**Excerpt**
--
Homework #2: Linear Regression

In this homework you will learn the concepts of linear regression by implementing it.

Implement the body of each function and test whether you have done right for each of them or not by running the tests. Each function has a test code block just below its definition.

  • Remember: m = number of data items (size of the data set) and n = number of features

Good luck!


In [ ]:
# import what we need

import numpy as np
from matplotlib import pyplot as plt
%matplotlib inline

Hypothesis Function

For a single data item $ x_{1 \times n} $, the hypothesis is the linear product of $ w_{n \times 1} $ and $ x_{1 \times n} $ in addition to bias $ b_{1 \times 1} $. The result is a number:

$$ h_{w,b}(x) = w^Tx + b $$

For a data set $ X_{m \times n} $ which contains multiple data items stacking vertically, the result is a vector $ h_{m \times 1} $ which contains predections for all data items:

$$ h_{w,b}(X) = Xw + b $$

In [ ]:
def h(X, w, b):
    """
    The hypothesis function
    
    X: the data set matrix (m x n)
    w: the weights vector (n x 1)
    b: the bias (1 x 1)
    
    Return: a vector stacking predictions for all data items (m x 1)
    """
--
**Extracted material**
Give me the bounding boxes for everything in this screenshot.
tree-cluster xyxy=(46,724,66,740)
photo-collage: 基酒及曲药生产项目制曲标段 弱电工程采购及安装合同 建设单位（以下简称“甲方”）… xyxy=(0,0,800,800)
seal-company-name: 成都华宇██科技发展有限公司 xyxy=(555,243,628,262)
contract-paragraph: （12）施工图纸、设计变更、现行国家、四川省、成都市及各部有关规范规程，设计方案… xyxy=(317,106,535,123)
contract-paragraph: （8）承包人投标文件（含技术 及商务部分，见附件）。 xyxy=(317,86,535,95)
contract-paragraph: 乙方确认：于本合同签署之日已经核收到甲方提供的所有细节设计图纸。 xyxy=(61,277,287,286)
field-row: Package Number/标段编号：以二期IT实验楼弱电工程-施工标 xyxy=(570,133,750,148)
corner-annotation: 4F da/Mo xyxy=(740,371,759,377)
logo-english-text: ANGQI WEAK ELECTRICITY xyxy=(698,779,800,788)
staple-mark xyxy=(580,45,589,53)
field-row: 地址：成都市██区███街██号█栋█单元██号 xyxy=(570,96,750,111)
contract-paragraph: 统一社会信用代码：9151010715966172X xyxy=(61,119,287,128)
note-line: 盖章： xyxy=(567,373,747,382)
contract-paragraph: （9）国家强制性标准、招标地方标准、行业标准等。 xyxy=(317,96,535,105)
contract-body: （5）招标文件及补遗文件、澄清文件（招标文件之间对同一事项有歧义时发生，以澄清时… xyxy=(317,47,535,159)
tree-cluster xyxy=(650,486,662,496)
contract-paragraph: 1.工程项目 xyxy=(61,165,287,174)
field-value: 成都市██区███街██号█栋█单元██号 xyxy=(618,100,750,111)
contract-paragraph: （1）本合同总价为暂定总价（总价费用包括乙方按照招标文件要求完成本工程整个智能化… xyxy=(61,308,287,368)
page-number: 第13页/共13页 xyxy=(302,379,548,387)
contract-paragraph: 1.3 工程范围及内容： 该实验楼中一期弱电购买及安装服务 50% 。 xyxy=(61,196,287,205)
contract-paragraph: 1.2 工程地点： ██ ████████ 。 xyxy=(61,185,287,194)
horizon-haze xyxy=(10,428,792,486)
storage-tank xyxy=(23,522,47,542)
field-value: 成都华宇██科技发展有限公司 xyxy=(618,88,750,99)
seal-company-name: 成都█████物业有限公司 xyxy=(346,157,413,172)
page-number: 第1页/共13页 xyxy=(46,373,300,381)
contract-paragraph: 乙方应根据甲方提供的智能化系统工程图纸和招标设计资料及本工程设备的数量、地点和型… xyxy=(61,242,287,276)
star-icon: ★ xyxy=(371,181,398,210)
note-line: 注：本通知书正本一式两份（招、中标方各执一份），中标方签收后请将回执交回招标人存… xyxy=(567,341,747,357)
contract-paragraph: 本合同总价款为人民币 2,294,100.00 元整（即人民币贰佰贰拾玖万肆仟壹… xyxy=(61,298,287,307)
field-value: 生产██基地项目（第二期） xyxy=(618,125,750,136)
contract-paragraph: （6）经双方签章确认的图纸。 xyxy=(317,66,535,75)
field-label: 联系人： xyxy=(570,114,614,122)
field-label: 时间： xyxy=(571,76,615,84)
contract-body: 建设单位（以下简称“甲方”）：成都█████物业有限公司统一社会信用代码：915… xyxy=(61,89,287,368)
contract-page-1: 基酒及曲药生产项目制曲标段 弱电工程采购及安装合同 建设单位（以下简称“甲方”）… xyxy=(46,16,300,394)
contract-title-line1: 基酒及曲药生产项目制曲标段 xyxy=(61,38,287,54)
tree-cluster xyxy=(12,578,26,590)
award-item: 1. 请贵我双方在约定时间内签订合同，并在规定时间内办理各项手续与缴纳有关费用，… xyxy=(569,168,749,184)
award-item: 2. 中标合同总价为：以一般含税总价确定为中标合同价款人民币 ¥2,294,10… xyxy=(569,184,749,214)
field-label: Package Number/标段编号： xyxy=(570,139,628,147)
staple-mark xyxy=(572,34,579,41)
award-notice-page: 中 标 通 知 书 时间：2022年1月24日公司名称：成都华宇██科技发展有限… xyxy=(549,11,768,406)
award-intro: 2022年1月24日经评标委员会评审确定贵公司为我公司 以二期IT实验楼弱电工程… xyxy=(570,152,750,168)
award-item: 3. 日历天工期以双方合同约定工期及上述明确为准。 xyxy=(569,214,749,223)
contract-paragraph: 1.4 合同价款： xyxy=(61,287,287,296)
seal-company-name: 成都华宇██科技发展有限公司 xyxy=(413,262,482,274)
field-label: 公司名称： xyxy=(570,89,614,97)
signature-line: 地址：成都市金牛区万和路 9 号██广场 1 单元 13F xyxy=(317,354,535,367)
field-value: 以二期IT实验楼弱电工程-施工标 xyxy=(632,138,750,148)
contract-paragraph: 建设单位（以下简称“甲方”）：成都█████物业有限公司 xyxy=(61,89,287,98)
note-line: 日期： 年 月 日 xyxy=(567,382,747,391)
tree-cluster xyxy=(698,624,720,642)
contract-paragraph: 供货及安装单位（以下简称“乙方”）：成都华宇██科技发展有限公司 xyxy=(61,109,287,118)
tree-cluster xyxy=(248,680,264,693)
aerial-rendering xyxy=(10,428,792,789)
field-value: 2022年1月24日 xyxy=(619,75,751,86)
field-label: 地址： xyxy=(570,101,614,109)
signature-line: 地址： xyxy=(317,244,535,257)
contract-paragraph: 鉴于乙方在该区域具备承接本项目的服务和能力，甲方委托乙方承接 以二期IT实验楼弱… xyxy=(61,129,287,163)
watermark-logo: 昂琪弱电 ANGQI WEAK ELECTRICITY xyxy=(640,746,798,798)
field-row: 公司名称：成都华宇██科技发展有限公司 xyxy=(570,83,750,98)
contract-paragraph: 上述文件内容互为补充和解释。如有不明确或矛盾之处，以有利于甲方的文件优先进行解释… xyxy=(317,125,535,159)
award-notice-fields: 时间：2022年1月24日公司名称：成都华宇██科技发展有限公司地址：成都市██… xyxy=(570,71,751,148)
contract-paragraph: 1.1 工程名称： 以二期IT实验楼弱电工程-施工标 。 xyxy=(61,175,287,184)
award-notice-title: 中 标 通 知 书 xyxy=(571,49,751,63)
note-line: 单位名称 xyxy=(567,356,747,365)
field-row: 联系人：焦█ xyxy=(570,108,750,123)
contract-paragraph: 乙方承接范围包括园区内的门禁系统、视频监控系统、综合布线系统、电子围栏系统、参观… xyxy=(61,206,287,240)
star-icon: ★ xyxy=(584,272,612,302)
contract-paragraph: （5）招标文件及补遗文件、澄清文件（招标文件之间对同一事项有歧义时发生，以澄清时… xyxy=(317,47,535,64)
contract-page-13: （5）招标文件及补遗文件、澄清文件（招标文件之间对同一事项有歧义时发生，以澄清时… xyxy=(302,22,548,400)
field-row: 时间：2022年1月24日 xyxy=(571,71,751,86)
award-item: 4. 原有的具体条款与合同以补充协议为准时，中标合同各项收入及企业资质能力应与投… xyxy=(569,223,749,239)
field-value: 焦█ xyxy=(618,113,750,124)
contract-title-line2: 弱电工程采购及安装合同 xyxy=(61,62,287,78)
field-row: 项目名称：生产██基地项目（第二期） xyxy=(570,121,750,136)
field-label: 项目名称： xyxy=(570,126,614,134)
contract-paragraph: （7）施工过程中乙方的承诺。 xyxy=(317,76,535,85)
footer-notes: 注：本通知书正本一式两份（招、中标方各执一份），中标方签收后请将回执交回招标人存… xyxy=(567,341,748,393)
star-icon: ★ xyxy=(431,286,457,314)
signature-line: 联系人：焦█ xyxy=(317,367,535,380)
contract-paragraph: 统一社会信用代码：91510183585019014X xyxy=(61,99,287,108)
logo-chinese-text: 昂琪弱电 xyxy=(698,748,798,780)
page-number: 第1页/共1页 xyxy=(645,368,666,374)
--
**Given instruction A**
Answer these questions from the linear regression homework:
(i) What does n stand for?
(ii) Under what alias is numpy imported?
(iii) What dimensions does the hypothesis function's returned vector have?
**Given instruction B**
Please return the text of the linear regression homework from "In this homework" to "below its definition.", copied word for word.
The listing was drawn from a different source than the linear regression homework.

**Problem solution A**
(i) The number of features
(ii) np
(iii) m x 1

**Problem solution B**
In this homework you will learn the concepts of linear regression by implementing it.

Implement the body of each function and test whether you have done right for each of them or not by running the tests. Each function has a test code block just below its definition.